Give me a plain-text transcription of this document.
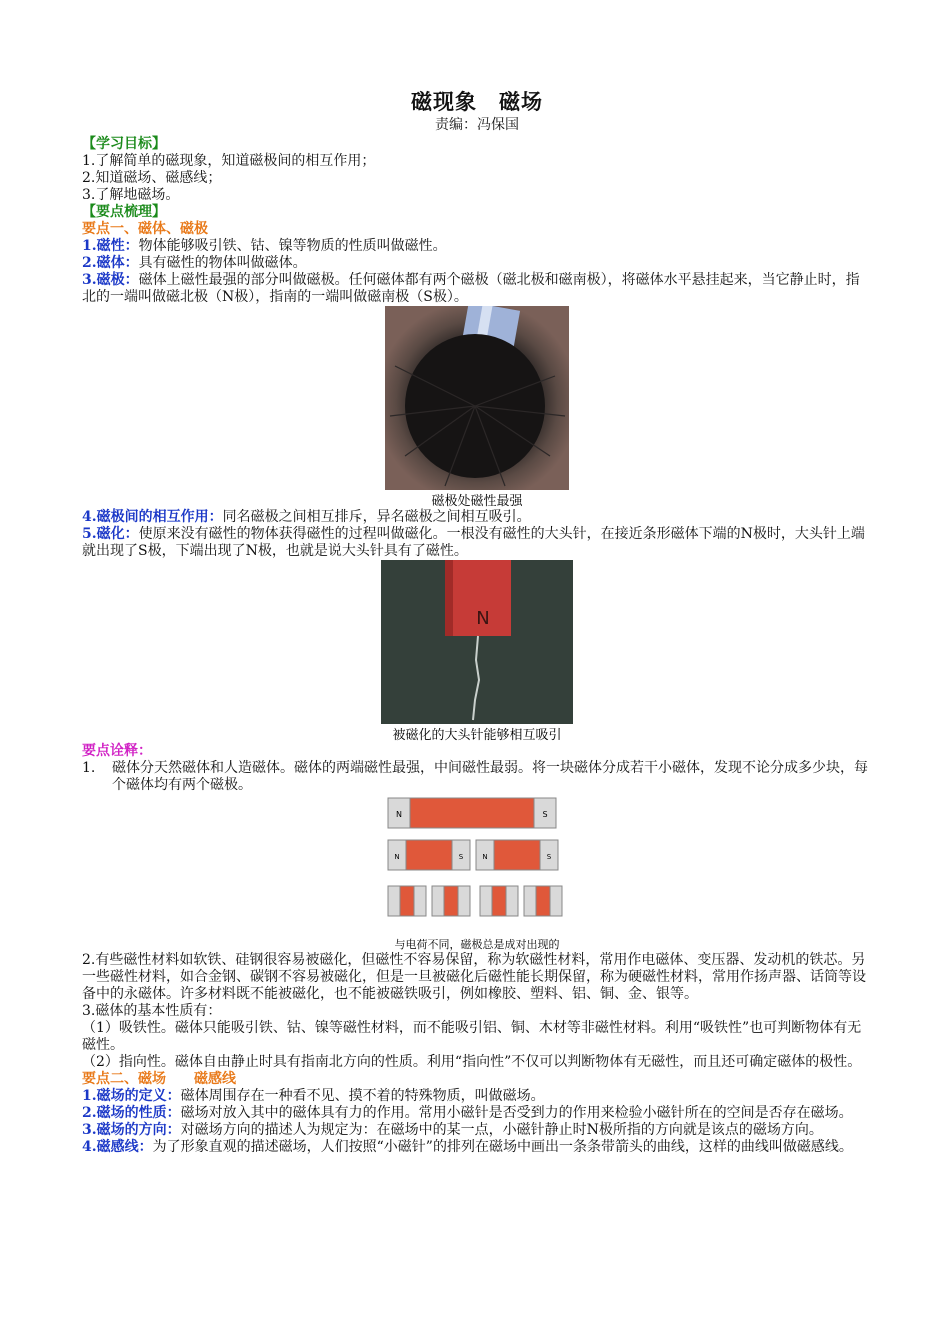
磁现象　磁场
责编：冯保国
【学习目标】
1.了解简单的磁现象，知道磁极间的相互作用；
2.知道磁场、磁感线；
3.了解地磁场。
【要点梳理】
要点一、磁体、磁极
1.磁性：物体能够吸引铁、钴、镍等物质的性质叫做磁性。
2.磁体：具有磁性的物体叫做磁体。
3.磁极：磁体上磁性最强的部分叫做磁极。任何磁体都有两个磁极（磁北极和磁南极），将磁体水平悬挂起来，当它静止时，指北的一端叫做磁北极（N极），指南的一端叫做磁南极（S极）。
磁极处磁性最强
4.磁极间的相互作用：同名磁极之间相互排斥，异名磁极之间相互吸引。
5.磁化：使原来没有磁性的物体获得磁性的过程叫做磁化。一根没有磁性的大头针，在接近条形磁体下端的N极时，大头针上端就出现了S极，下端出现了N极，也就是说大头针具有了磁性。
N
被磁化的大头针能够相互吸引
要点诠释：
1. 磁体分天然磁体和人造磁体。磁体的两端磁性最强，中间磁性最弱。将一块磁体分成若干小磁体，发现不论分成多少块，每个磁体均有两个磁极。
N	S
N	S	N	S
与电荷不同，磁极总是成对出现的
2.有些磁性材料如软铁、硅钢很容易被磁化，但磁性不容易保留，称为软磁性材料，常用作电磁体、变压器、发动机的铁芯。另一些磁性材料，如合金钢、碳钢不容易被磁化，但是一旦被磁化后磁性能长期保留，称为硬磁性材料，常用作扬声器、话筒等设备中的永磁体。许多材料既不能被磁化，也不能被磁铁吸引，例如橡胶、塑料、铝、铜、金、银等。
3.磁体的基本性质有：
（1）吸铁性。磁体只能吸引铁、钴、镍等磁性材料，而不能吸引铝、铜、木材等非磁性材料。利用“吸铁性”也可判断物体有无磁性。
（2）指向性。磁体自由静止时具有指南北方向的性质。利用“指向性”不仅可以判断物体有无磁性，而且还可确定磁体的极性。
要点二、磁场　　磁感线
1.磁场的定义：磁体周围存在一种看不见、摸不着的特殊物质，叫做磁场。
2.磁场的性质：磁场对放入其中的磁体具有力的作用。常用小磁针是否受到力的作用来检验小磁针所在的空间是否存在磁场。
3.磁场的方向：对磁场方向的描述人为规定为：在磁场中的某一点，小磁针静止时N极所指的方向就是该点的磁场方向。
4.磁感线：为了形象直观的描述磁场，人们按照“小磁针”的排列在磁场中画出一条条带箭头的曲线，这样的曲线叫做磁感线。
==
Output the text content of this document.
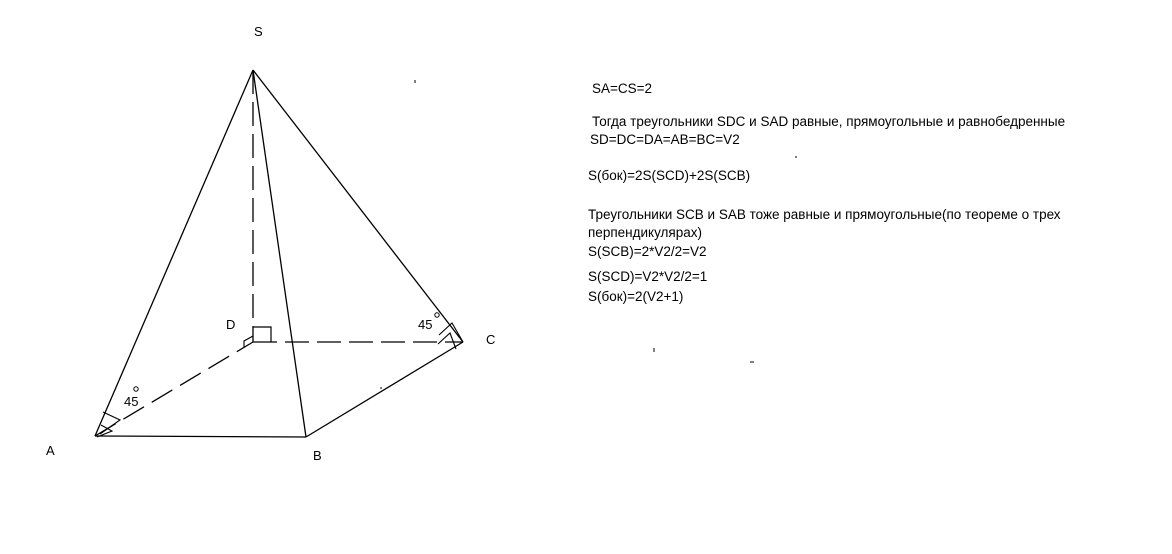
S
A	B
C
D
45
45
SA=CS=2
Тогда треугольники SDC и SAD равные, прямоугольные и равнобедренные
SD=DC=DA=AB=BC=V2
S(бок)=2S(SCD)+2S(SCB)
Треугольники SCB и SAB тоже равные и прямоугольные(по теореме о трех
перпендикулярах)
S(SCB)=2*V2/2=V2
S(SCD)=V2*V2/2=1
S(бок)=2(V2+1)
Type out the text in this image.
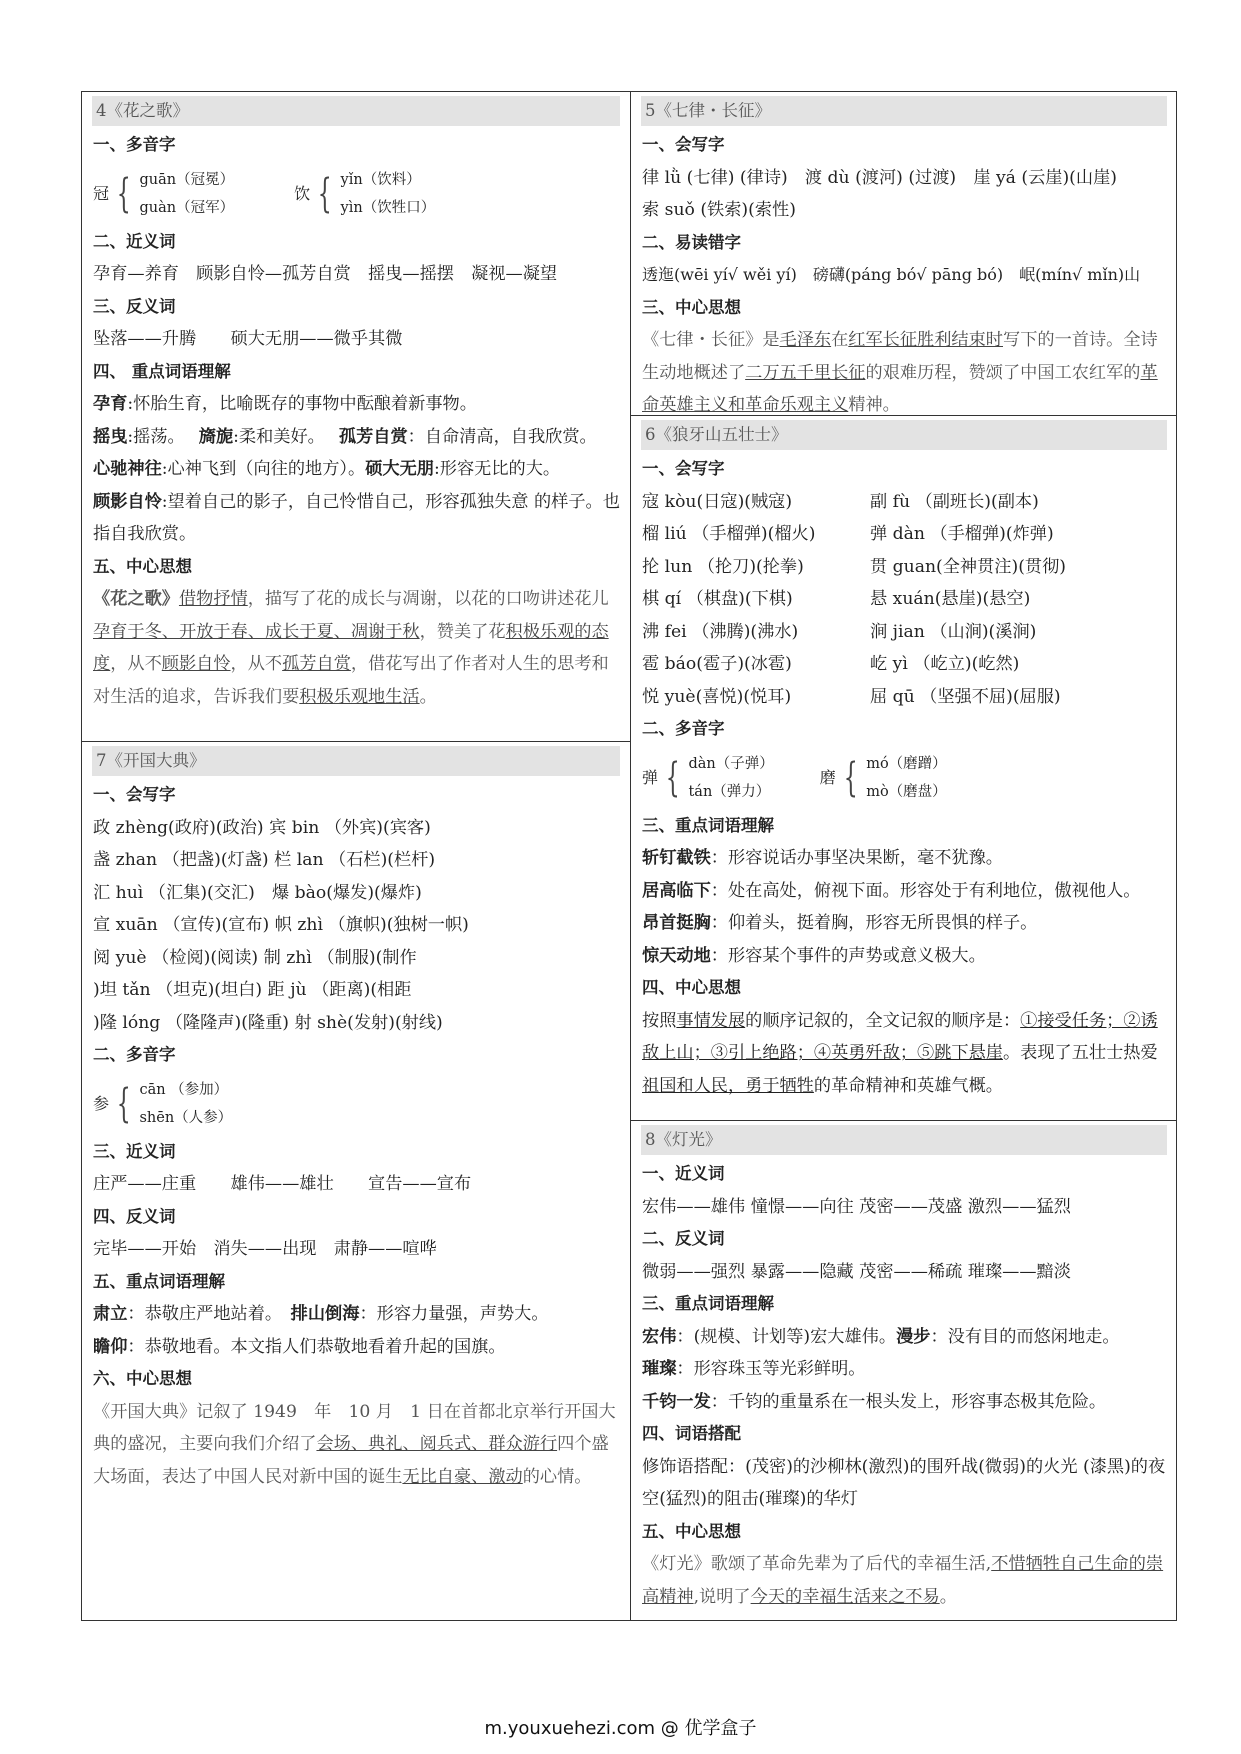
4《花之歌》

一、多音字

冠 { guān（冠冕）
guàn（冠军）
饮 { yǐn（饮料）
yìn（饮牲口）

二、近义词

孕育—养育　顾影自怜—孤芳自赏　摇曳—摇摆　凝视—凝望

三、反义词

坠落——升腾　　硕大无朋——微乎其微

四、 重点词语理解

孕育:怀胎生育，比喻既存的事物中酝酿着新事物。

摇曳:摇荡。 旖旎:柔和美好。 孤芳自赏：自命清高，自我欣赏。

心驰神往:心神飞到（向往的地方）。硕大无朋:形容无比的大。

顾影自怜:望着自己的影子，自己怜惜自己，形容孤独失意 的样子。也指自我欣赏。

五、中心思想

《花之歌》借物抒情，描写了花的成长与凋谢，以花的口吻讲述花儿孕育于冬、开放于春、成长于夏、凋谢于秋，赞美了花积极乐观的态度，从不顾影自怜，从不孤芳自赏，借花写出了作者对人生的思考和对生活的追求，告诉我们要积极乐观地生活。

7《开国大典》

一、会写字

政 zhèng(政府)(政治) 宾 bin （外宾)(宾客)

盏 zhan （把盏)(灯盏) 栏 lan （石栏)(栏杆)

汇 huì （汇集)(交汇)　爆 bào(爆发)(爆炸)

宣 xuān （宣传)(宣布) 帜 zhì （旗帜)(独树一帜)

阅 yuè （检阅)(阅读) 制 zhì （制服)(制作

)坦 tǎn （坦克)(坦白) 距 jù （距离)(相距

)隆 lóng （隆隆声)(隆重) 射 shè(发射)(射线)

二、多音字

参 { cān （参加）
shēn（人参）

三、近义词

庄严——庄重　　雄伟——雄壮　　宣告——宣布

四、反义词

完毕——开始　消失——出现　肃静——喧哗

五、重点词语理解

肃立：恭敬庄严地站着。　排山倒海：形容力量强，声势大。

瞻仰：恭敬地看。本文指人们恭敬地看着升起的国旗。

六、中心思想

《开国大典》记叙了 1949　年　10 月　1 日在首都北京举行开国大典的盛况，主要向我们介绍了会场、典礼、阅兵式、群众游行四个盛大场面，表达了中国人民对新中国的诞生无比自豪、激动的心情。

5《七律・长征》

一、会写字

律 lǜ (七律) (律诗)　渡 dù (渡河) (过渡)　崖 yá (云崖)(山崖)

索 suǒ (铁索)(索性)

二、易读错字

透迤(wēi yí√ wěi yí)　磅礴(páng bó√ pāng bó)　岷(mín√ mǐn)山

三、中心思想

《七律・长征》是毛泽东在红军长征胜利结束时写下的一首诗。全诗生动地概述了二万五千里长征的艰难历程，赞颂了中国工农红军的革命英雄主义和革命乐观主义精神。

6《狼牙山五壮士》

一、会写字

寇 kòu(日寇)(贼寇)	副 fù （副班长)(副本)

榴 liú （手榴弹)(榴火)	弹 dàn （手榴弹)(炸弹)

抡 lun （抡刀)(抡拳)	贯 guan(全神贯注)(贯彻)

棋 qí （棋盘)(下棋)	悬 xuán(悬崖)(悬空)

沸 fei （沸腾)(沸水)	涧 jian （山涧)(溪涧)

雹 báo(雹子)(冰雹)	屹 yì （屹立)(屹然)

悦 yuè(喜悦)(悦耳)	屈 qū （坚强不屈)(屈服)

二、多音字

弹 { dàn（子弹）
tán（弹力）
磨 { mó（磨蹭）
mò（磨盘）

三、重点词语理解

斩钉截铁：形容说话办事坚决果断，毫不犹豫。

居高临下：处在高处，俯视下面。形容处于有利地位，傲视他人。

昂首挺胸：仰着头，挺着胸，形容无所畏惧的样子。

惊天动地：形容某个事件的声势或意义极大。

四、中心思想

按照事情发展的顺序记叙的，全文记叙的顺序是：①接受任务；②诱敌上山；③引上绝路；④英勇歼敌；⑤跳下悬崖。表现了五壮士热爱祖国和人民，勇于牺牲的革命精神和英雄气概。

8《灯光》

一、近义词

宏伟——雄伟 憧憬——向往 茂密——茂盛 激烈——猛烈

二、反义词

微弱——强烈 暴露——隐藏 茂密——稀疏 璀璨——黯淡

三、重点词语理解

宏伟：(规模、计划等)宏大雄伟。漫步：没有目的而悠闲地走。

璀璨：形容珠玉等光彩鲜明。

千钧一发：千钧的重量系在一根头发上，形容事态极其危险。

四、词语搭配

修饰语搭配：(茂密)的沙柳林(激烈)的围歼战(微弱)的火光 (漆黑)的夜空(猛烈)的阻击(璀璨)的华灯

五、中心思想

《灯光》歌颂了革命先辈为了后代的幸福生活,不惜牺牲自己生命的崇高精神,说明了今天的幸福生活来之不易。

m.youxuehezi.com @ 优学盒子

→ TASK OBJECTIVE: Report how many lines of the records above contain the word "прямоугольные", and give only that number.

→ OUTPUT BELOW: 2